* [Directions]
In the data below, find each line containing the string "Edusave" and return it.

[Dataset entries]
* * *
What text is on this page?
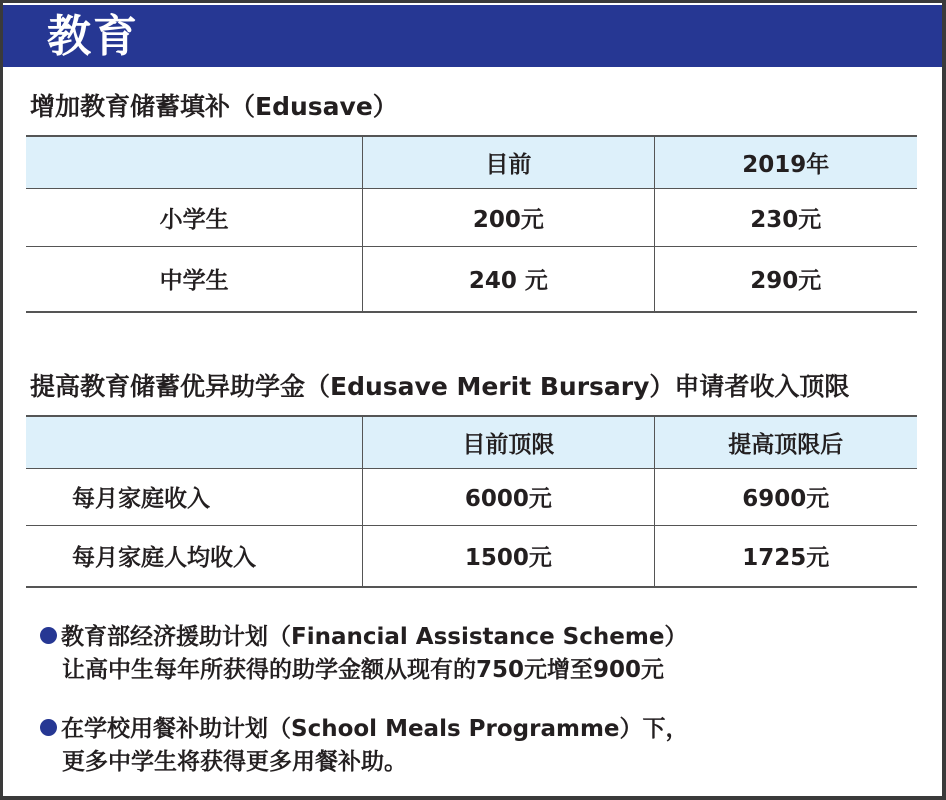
教育
增加教育储蓄填补（Edusave）
	目前	2019年
小学生	200元	230元
中学生	240 元	290元
提高教育储蓄优异助学金（Edusave Merit Bursary）申请者收入顶限
	目前顶限	提高顶限后
每月家庭收入	6000元	6900元
每月家庭人均收入	1500元	1725元
教育部经济援助计划（Financial Assistance Scheme）
让高中生每年所获得的助学金额从现有的750元增至900元
在学校用餐补助计划（School Meals Programme）下，
更多中学生将获得更多用餐补助。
* * *
* [Solved exercise]
增加教育储蓄填补（Edusave）
提高教育储蓄优异助学金（Edusave Merit Bursary）申请者收入顶限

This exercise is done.